Records
** START **

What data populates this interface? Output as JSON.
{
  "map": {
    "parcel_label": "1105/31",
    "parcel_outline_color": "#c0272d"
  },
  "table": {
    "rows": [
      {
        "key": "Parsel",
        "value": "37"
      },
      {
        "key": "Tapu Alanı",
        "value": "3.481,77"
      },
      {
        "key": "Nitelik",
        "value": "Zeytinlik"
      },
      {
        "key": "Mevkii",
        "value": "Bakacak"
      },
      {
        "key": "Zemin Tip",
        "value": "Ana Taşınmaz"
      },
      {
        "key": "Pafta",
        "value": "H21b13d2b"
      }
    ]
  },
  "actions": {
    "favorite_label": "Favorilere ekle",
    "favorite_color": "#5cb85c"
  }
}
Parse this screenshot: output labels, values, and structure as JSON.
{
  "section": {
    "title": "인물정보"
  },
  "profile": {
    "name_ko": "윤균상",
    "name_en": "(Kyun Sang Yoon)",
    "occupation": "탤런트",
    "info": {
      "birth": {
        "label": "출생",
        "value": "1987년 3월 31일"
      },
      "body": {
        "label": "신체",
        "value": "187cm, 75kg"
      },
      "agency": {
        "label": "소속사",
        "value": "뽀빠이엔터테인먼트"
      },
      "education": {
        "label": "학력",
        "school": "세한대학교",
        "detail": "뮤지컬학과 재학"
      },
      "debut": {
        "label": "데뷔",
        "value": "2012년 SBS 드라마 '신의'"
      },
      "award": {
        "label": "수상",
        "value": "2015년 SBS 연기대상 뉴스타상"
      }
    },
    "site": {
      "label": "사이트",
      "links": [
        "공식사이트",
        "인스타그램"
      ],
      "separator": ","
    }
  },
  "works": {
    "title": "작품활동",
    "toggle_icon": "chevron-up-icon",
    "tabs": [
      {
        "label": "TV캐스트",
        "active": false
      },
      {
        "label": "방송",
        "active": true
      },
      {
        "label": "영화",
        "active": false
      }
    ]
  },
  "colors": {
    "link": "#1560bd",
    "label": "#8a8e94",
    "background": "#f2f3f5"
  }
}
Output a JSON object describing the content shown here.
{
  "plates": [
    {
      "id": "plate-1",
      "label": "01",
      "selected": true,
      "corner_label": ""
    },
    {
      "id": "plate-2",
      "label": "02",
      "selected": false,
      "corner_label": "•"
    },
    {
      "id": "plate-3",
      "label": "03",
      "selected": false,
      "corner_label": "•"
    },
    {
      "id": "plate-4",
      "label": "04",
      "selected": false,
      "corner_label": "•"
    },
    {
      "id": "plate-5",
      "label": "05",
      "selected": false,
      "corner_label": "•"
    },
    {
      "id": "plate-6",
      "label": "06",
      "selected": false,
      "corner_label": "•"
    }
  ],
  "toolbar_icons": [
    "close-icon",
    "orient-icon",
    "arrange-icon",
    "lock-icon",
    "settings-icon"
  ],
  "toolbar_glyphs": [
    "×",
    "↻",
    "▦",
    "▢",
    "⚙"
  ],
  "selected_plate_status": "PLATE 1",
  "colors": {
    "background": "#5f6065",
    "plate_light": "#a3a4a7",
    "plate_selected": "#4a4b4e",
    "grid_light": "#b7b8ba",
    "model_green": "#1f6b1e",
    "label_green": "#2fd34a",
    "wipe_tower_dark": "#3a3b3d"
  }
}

** END **

(WHAT THE TASK ASKS):
The lines above should be duplicated exactly.

(CORRECT ANSWER):
What data populates this interface? Output as JSON.
{
  "map": {
    "parcel_label": "1105/31",
    "parcel_outline_color": "#c0272d"
  },
  "table": {
    "rows": [
      {
        "key": "Parsel",
        "value": "37"
      },
      {
        "key": "Tapu Alanı",
        "value": "3.481,77"
      },
      {
        "key": "Nitelik",
        "value": "Zeytinlik"
      },
      {
        "key": "Mevkii",
        "value": "Bakacak"
      },
      {
        "key": "Zemin Tip",
        "value": "Ana Taşınmaz"
      },
      {
        "key": "Pafta",
        "value": "H21b13d2b"
      }
    ]
  },
  "actions": {
    "favorite_label": "Favorilere ekle",
    "favorite_color": "#5cb85c"
  }
}
Parse this screenshot: output labels, values, and structure as JSON.
{
  "section": {
    "title": "인물정보"
  },
  "profile": {
    "name_ko": "윤균상",
    "name_en": "(Kyun Sang Yoon)",
    "occupation": "탤런트",
    "info": {
      "birth": {
        "label": "출생",
        "value": "1987년 3월 31일"
      },
      "body": {
        "label": "신체",
        "value": "187cm, 75kg"
      },
      "agency": {
        "label": "소속사",
        "value": "뽀빠이엔터테인먼트"
      },
      "education": {
        "label": "학력",
        "school": "세한대학교",
        "detail": "뮤지컬학과 재학"
      },
      "debut": {
        "label": "데뷔",
        "value": "2012년 SBS 드라마 '신의'"
      },
      "award": {
        "label": "수상",
        "value": "2015년 SBS 연기대상 뉴스타상"
      }
    },
    "site": {
      "label": "사이트",
      "links": [
        "공식사이트",
        "인스타그램"
      ],
      "separator": ","
    }
  },
  "works": {
    "title": "작품활동",
    "toggle_icon": "chevron-up-icon",
    "tabs": [
      {
        "label": "TV캐스트",
        "active": false
      },
      {
        "label": "방송",
        "active": true
      },
      {
        "label": "영화",
        "active": false
      }
    ]
  },
  "colors": {
    "link": "#1560bd",
    "label": "#8a8e94",
    "background": "#f2f3f5"
  }
}
Output a JSON object describing the content shown here.
{
  "plates": [
    {
      "id": "plate-1",
      "label": "01",
      "selected": true,
      "corner_label": ""
    },
    {
      "id": "plate-2",
      "label": "02",
      "selected": false,
      "corner_label": "•"
    },
    {
      "id": "plate-3",
      "label": "03",
      "selected": false,
      "corner_label": "•"
    },
    {
      "id": "plate-4",
      "label": "04",
      "selected": false,
      "corner_label": "•"
    },
    {
      "id": "plate-5",
      "label": "05",
      "selected": false,
      "corner_label": "•"
    },
    {
      "id": "plate-6",
      "label": "06",
      "selected": false,
      "corner_label": "•"
    }
  ],
  "toolbar_icons": [
    "close-icon",
    "orient-icon",
    "arrange-icon",
    "lock-icon",
    "settings-icon"
  ],
  "toolbar_glyphs": [
    "×",
    "↻",
    "▦",
    "▢",
    "⚙"
  ],
  "selected_plate_status": "PLATE 1",
  "colors": {
    "background": "#5f6065",
    "plate_light": "#a3a4a7",
    "plate_selected": "#4a4b4e",
    "grid_light": "#b7b8ba",
    "model_green": "#1f6b1e",
    "label_green": "#2fd34a",
    "wipe_tower_dark": "#3a3b3d"
  }
}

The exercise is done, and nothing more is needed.